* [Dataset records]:
==============================
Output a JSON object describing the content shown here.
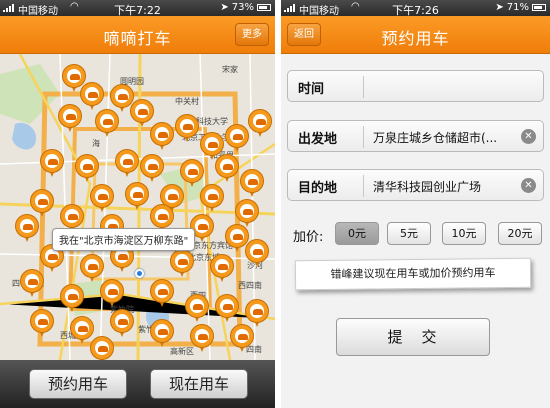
{
  "colors": {
    "accent": "#f39012",
    "map_bg": "#e9e5dc"
  },
  "left": {
    "status": {
      "carrier": "中国移动",
      "time": "下午7:22",
      "battery": "73%"
    },
    "title": "嘀嘀打车",
    "more_button": "更多",
    "map": {
      "callout": "我在\"北京市海淀区万柳东路\"",
      "labels": {
        "top": "宋家",
        "l1": "圆明园",
        "l2": "中关村",
        "l3": "电子科技大学",
        "l4": "北京工业大学",
        "l5": "和平里",
        "l6": "光",
        "l7": "北京东方宾馆",
        "l8": "北京东城",
        "l9": "沙河",
        "l10": "四季青镇",
        "l11": "西四",
        "l12": "西四南",
        "l13": "西城区",
        "l14": "紫竹院",
        "l15": "高新区",
        "l16": "海",
        "l17": "四南",
        "l18": "紫竹院"
      }
    },
    "buttons": {
      "reserve": "预约用车",
      "now": "现在用车"
    }
  },
  "right": {
    "status": {
      "carrier": "中国移动",
      "time": "下午7:26",
      "battery": "71%"
    },
    "title": "预约用车",
    "back_button": "返回",
    "fields": {
      "time": {
        "label": "时间",
        "value": ""
      },
      "origin": {
        "label": "出发地",
        "value": "万泉庄城乡仓储超市(..."
      },
      "destination": {
        "label": "目的地",
        "value": "清华科技园创业广场"
      }
    },
    "add_price": {
      "label": "加价:",
      "options": [
        "0元",
        "5元",
        "10元",
        "20元"
      ],
      "selected": "0元"
    },
    "tip": "错峰建议现在用车或加价预约用车",
    "submit": "提　交"
  }
}
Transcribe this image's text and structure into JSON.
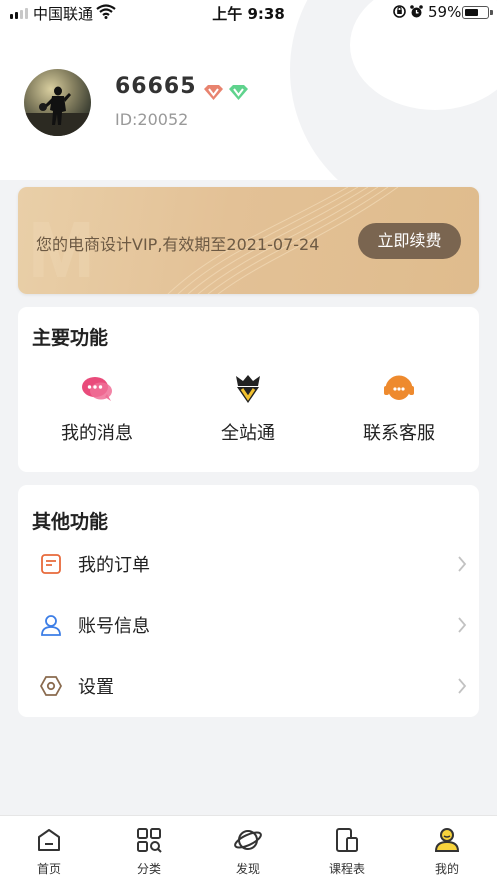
{
  "status_bar": {
    "carrier": "中国联通",
    "time": "上午 9:38",
    "battery": "59%"
  },
  "profile": {
    "username": "66665",
    "user_id": "ID:20052"
  },
  "vip": {
    "text": "您的电商设计VIP,有效期至2021-07-24",
    "button": "立即续费"
  },
  "main_functions": {
    "title": "主要功能",
    "items": [
      {
        "label": "我的消息",
        "icon": "message-icon"
      },
      {
        "label": "全站通",
        "icon": "vip-crown-icon"
      },
      {
        "label": "联系客服",
        "icon": "customer-service-icon"
      }
    ]
  },
  "other_functions": {
    "title": "其他功能",
    "items": [
      {
        "label": "我的订单",
        "icon": "order-icon"
      },
      {
        "label": "账号信息",
        "icon": "account-icon"
      },
      {
        "label": "设置",
        "icon": "settings-icon"
      }
    ]
  },
  "tab_bar": {
    "items": [
      {
        "label": "首页",
        "icon": "home-icon"
      },
      {
        "label": "分类",
        "icon": "category-icon"
      },
      {
        "label": "发现",
        "icon": "discover-icon"
      },
      {
        "label": "课程表",
        "icon": "schedule-icon"
      },
      {
        "label": "我的",
        "icon": "mine-icon"
      }
    ],
    "active_index": 4
  },
  "colors": {
    "accent_text": "#222222",
    "vip_card": "#e3c196",
    "vip_button": "#7a6550",
    "message_icon": "#e94b7b",
    "service_icon": "#ee8a2e",
    "order_icon": "#e86a3b",
    "account_icon": "#3d7ee6",
    "settings_icon": "#8a6b4f"
  }
}
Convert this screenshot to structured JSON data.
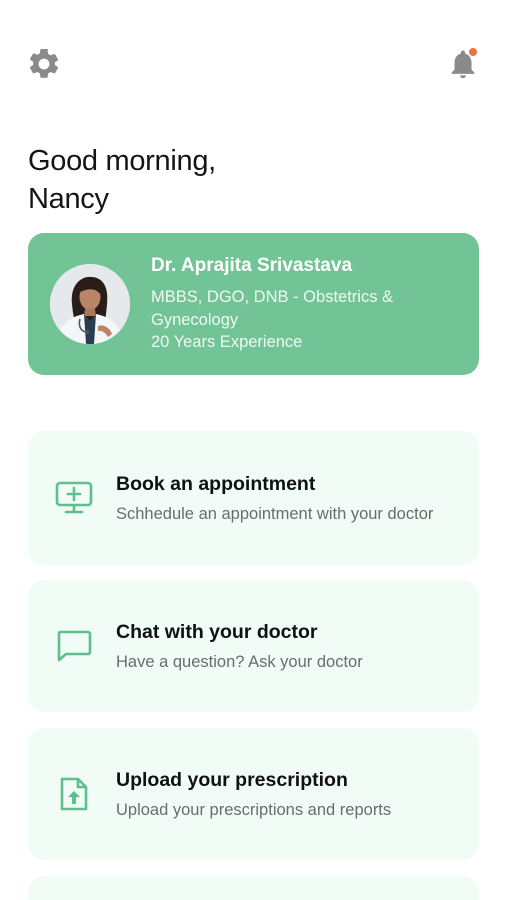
{
  "header": {
    "settings_icon": "gear-icon",
    "notification_icon": "bell-icon",
    "notification_badge_color": "#f0703f"
  },
  "greeting": {
    "line1": "Good morning,",
    "line2": "Nancy"
  },
  "doctor": {
    "name": "Dr. Aprajita Srivastava",
    "qualification": "MBBS, DGO, DNB - Obstetrics & Gynecology",
    "experience": "20 Years Experience",
    "card_color": "#72c497"
  },
  "actions": [
    {
      "title": "Book an appointment",
      "subtitle": "Schhedule an appointment with your doctor",
      "icon": "monitor-plus-icon"
    },
    {
      "title": "Chat with your doctor",
      "subtitle": "Have a question? Ask your doctor",
      "icon": "chat-bubble-icon"
    },
    {
      "title": "Upload your prescription",
      "subtitle": "Upload your prescriptions and reports",
      "icon": "file-upload-icon"
    }
  ],
  "colors": {
    "accent": "#5cbf8c",
    "card_background": "#f1fcf7",
    "icon_gray": "#8a8a8a"
  }
}
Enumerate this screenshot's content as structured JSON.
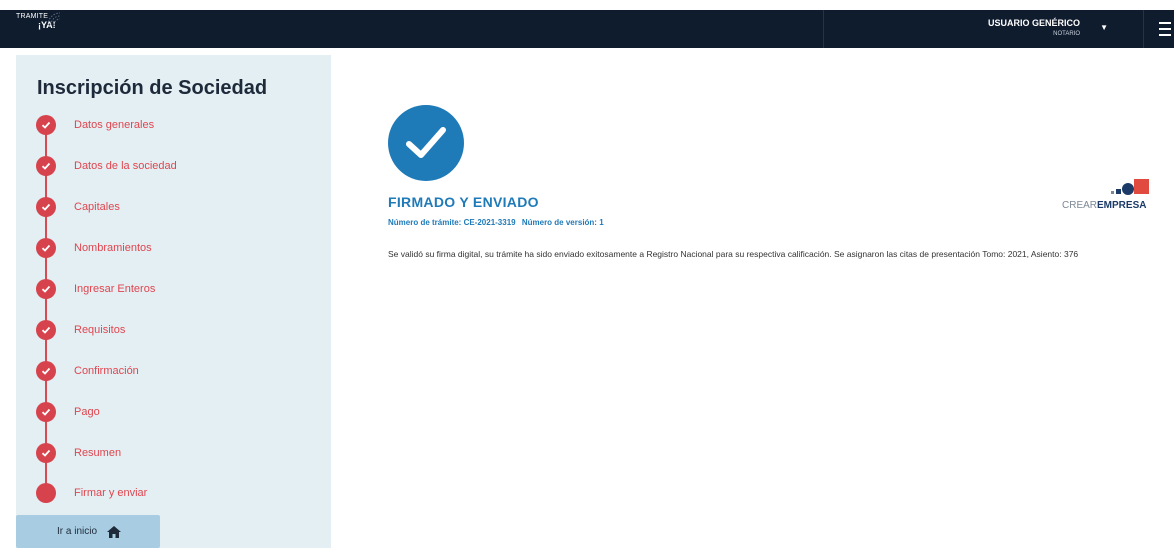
{
  "app": {
    "logo_line1": "TRAMITE",
    "logo_line2": "¡YA!"
  },
  "header": {
    "user_name": "USUARIO GENÉRICO",
    "user_role": "NOTARIO"
  },
  "sidebar": {
    "title": "Inscripción de Sociedad",
    "steps": [
      {
        "label": "Datos generales",
        "done": true
      },
      {
        "label": "Datos de la sociedad",
        "done": true
      },
      {
        "label": "Capitales",
        "done": true
      },
      {
        "label": "Nombramientos",
        "done": true
      },
      {
        "label": "Ingresar Enteros",
        "done": true
      },
      {
        "label": "Requisitos",
        "done": true
      },
      {
        "label": "Confirmación",
        "done": true
      },
      {
        "label": "Pago",
        "done": true
      },
      {
        "label": "Resumen",
        "done": true
      },
      {
        "label": "Firmar y enviar",
        "done": false
      }
    ],
    "home_button": "Ir a inicio"
  },
  "main": {
    "status_title": "FIRMADO Y ENVIADO",
    "tramite_text": "Número de trámite: CE-2021-3319",
    "version_text": "Número de versión: 1",
    "message": "Se validó su firma digital, su trámite ha sido enviado exitosamente a Registro Nacional para su respectiva calificación. Se asignaron las citas de presentación Tomo: 2021, Asiento: 376"
  },
  "brand": {
    "text_part1": "CREAR",
    "text_part2": "EMPRESA"
  },
  "colors": {
    "topbar": "#0f1c2e",
    "sidebar_bg": "#e3eff3",
    "step_red": "#d7434c",
    "accent_blue": "#1f7ab8",
    "home_button": "#a8cde2"
  }
}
==============================
* [What you need to do]: Scan the material above. Copy each line that holds the word "with".

* [Exercise answer]:
      "subtitle": "Schhedule an appointment with your doctor",
      "title": "Chat with your doctor",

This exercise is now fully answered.